**TO DO**. How many of the lines here include "this"? Answer with a single number.

**GIVEN ENTRIES**.
## START
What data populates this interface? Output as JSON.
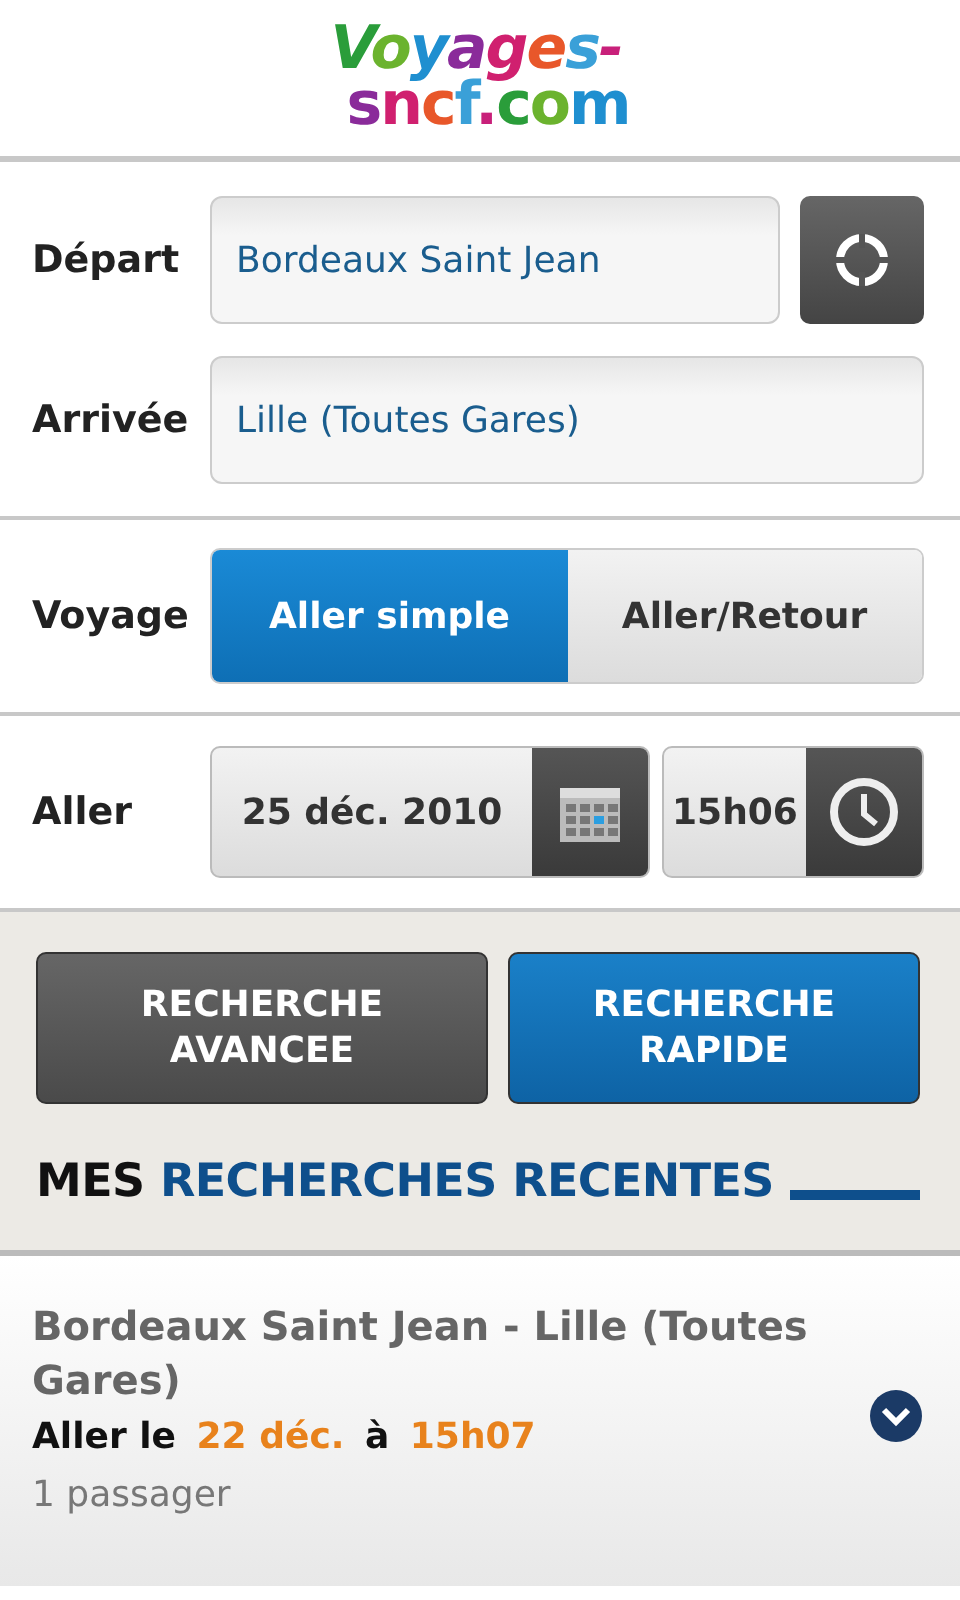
{
  "logo": {
    "line_1": "Voyages-",
    "line_2": "sncf.com"
  },
  "route": {
    "depart_label": "Départ",
    "depart_value": "Bordeaux Saint Jean",
    "arrivee_label": "Arrivée",
    "arrivee_value": "Lille (Toutes Gares)"
  },
  "voyage": {
    "label": "Voyage",
    "options": [
      {
        "label": "Aller simple",
        "selected": true
      },
      {
        "label": "Aller/Retour",
        "selected": false
      }
    ]
  },
  "aller": {
    "label": "Aller",
    "date": "25 déc. 2010",
    "time": "15h06"
  },
  "buttons": [
    {
      "label": "RECHERCHE AVANCEE",
      "kind": "secondary"
    },
    {
      "label": "RECHERCHE RAPIDE",
      "kind": "primary"
    }
  ],
  "recent": {
    "title_lead": "MES",
    "title_main": "RECHERCHES RECENTES",
    "items": [
      {
        "route": "Bordeaux Saint Jean - Lille (Toutes Gares)",
        "prefix": "Aller le",
        "date": "22 déc.",
        "at": "à",
        "time": "15h07",
        "passengers": "1 passager"
      }
    ]
  }
}
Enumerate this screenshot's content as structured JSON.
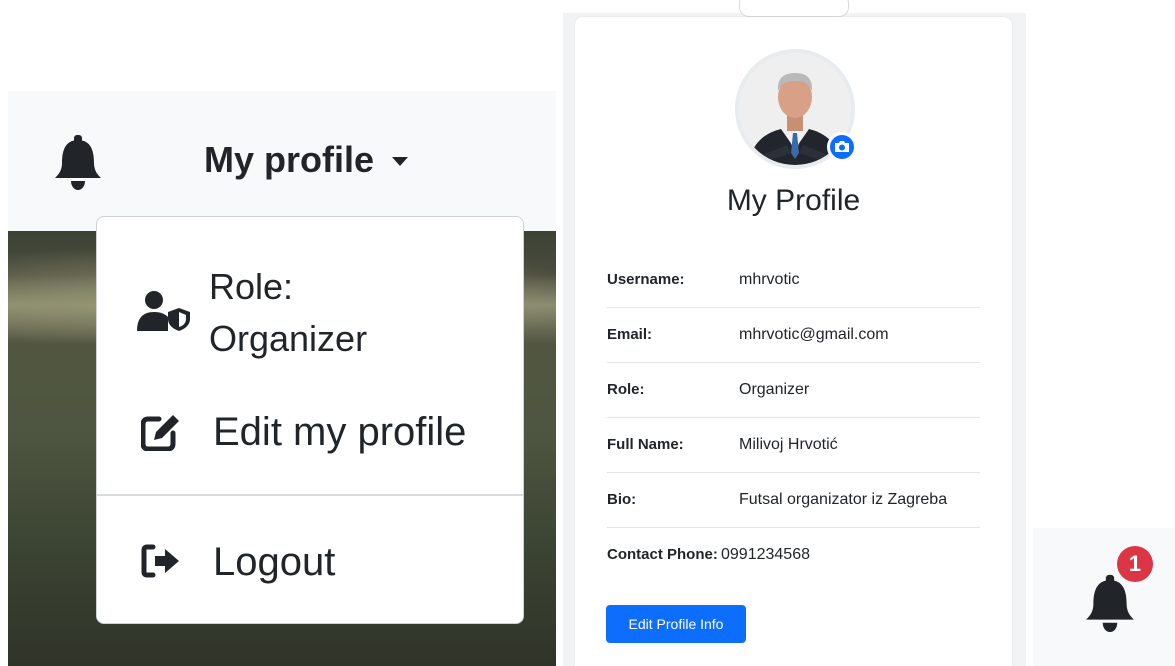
{
  "navbar": {
    "profile_label": "My profile",
    "bell_icon": "bell-icon",
    "caret_icon": "caret-down-icon"
  },
  "dropdown": {
    "role_line1": "Role:",
    "role_line2": "Organizer",
    "role_icon": "user-shield-icon",
    "edit_label": "Edit my profile",
    "edit_icon": "pen-to-square-icon",
    "logout_label": "Logout",
    "logout_icon": "right-from-bracket-icon"
  },
  "profile_card": {
    "title": "My Profile",
    "avatar_icon": "avatar-photo",
    "camera_icon": "camera-icon",
    "fields": [
      {
        "label": "Username:",
        "value": "mhrvotic"
      },
      {
        "label": "Email:",
        "value": "mhrvotic@gmail.com"
      },
      {
        "label": "Role:",
        "value": "Organizer"
      },
      {
        "label": "Full Name:",
        "value": "Milivoj Hrvotić"
      },
      {
        "label": "Bio:",
        "value": "Futsal organizator iz Zagreba"
      },
      {
        "label": "Contact Phone:",
        "value": "0991234568"
      }
    ],
    "edit_button_label": "Edit Profile Info"
  },
  "notification": {
    "count": "1",
    "bell_icon": "bell-icon"
  },
  "colors": {
    "primary": "#0d6efd",
    "danger": "#dc3545",
    "text": "#212529",
    "navbar_bg": "#f8f9fa"
  }
}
## END
**THE COMPLETED TASK**. 2